(Extracted records)
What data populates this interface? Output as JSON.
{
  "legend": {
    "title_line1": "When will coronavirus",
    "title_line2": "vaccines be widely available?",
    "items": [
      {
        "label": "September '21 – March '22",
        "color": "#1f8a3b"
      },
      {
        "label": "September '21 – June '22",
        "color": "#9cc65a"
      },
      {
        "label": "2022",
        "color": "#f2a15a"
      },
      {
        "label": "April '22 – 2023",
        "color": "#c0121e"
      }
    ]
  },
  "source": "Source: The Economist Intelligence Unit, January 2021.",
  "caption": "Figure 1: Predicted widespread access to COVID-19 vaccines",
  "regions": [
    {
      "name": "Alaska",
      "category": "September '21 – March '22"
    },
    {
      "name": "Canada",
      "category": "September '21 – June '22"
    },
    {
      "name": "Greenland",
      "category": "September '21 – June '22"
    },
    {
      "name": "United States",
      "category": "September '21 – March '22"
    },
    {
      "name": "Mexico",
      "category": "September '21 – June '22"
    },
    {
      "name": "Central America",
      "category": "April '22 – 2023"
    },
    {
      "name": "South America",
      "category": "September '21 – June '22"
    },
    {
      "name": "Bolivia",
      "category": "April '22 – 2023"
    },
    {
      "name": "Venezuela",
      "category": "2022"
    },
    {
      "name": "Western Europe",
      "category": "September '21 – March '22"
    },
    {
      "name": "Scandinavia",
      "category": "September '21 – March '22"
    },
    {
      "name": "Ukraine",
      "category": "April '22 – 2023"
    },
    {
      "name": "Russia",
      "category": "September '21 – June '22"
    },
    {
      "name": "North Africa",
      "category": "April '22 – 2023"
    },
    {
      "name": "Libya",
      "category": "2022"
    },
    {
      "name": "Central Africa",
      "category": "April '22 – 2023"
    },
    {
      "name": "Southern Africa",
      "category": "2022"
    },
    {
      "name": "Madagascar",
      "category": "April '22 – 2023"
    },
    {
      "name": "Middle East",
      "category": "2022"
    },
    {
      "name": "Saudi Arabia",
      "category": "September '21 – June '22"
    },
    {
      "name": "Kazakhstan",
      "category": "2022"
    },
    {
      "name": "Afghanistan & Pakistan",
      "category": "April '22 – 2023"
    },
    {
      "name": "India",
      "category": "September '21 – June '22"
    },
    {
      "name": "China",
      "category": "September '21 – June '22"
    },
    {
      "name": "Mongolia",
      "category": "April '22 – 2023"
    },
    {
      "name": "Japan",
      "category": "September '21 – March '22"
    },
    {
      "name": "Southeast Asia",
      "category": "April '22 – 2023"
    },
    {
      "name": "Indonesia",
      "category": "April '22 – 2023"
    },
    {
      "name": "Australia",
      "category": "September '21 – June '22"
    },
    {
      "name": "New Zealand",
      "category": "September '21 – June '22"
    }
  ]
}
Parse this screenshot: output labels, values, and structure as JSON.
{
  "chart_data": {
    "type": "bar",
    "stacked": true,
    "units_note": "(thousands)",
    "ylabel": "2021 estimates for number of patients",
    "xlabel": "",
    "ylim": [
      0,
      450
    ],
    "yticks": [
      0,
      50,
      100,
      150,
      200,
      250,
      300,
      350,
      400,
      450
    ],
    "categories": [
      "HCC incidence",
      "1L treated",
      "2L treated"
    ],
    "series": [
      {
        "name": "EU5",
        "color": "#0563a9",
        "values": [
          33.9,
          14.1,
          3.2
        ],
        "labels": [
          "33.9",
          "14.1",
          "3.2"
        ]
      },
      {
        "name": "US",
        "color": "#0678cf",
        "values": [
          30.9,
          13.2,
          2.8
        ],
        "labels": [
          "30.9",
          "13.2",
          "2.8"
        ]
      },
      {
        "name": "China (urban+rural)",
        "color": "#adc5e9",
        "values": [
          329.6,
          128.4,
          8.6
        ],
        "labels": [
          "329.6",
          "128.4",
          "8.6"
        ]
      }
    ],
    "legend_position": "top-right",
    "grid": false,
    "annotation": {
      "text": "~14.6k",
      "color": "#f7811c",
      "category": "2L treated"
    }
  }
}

▶ [What the exercise asks]
Print out the records exactly as they were entered.

▶ [Reply to the exercise]
What data populates this interface? Output as JSON.
{
  "legend": {
    "title_line1": "When will coronavirus",
    "title_line2": "vaccines be widely available?",
    "items": [
      {
        "label": "September '21 – March '22",
        "color": "#1f8a3b"
      },
      {
        "label": "September '21 – June '22",
        "color": "#9cc65a"
      },
      {
        "label": "2022",
        "color": "#f2a15a"
      },
      {
        "label": "April '22 – 2023",
        "color": "#c0121e"
      }
    ]
  },
  "source": "Source: The Economist Intelligence Unit, January 2021.",
  "caption": "Figure 1: Predicted widespread access to COVID-19 vaccines",
  "regions": [
    {
      "name": "Alaska",
      "category": "September '21 – March '22"
    },
    {
      "name": "Canada",
      "category": "September '21 – June '22"
    },
    {
      "name": "Greenland",
      "category": "September '21 – June '22"
    },
    {
      "name": "United States",
      "category": "September '21 – March '22"
    },
    {
      "name": "Mexico",
      "category": "September '21 – June '22"
    },
    {
      "name": "Central America",
      "category": "April '22 – 2023"
    },
    {
      "name": "South America",
      "category": "September '21 – June '22"
    },
    {
      "name": "Bolivia",
      "category": "April '22 – 2023"
    },
    {
      "name": "Venezuela",
      "category": "2022"
    },
    {
      "name": "Western Europe",
      "category": "September '21 – March '22"
    },
    {
      "name": "Scandinavia",
      "category": "September '21 – March '22"
    },
    {
      "name": "Ukraine",
      "category": "April '22 – 2023"
    },
    {
      "name": "Russia",
      "category": "September '21 – June '22"
    },
    {
      "name": "North Africa",
      "category": "April '22 – 2023"
    },
    {
      "name": "Libya",
      "category": "2022"
    },
    {
      "name": "Central Africa",
      "category": "April '22 – 2023"
    },
    {
      "name": "Southern Africa",
      "category": "2022"
    },
    {
      "name": "Madagascar",
      "category": "April '22 – 2023"
    },
    {
      "name": "Middle East",
      "category": "2022"
    },
    {
      "name": "Saudi Arabia",
      "category": "September '21 – June '22"
    },
    {
      "name": "Kazakhstan",
      "category": "2022"
    },
    {
      "name": "Afghanistan & Pakistan",
      "category": "April '22 – 2023"
    },
    {
      "name": "India",
      "category": "September '21 – June '22"
    },
    {
      "name": "China",
      "category": "September '21 – June '22"
    },
    {
      "name": "Mongolia",
      "category": "April '22 – 2023"
    },
    {
      "name": "Japan",
      "category": "September '21 – March '22"
    },
    {
      "name": "Southeast Asia",
      "category": "April '22 – 2023"
    },
    {
      "name": "Indonesia",
      "category": "April '22 – 2023"
    },
    {
      "name": "Australia",
      "category": "September '21 – June '22"
    },
    {
      "name": "New Zealand",
      "category": "September '21 – June '22"
    }
  ]
}
Parse this screenshot: output labels, values, and structure as JSON.
{
  "chart_data": {
    "type": "bar",
    "stacked": true,
    "units_note": "(thousands)",
    "ylabel": "2021 estimates for number of patients",
    "xlabel": "",
    "ylim": [
      0,
      450
    ],
    "yticks": [
      0,
      50,
      100,
      150,
      200,
      250,
      300,
      350,
      400,
      450
    ],
    "categories": [
      "HCC incidence",
      "1L treated",
      "2L treated"
    ],
    "series": [
      {
        "name": "EU5",
        "color": "#0563a9",
        "values": [
          33.9,
          14.1,
          3.2
        ],
        "labels": [
          "33.9",
          "14.1",
          "3.2"
        ]
      },
      {
        "name": "US",
        "color": "#0678cf",
        "values": [
          30.9,
          13.2,
          2.8
        ],
        "labels": [
          "30.9",
          "13.2",
          "2.8"
        ]
      },
      {
        "name": "China (urban+rural)",
        "color": "#adc5e9",
        "values": [
          329.6,
          128.4,
          8.6
        ],
        "labels": [
          "329.6",
          "128.4",
          "8.6"
        ]
      }
    ],
    "legend_position": "top-right",
    "grid": false,
    "annotation": {
      "text": "~14.6k",
      "color": "#f7811c",
      "category": "2L treated"
    }
  }
}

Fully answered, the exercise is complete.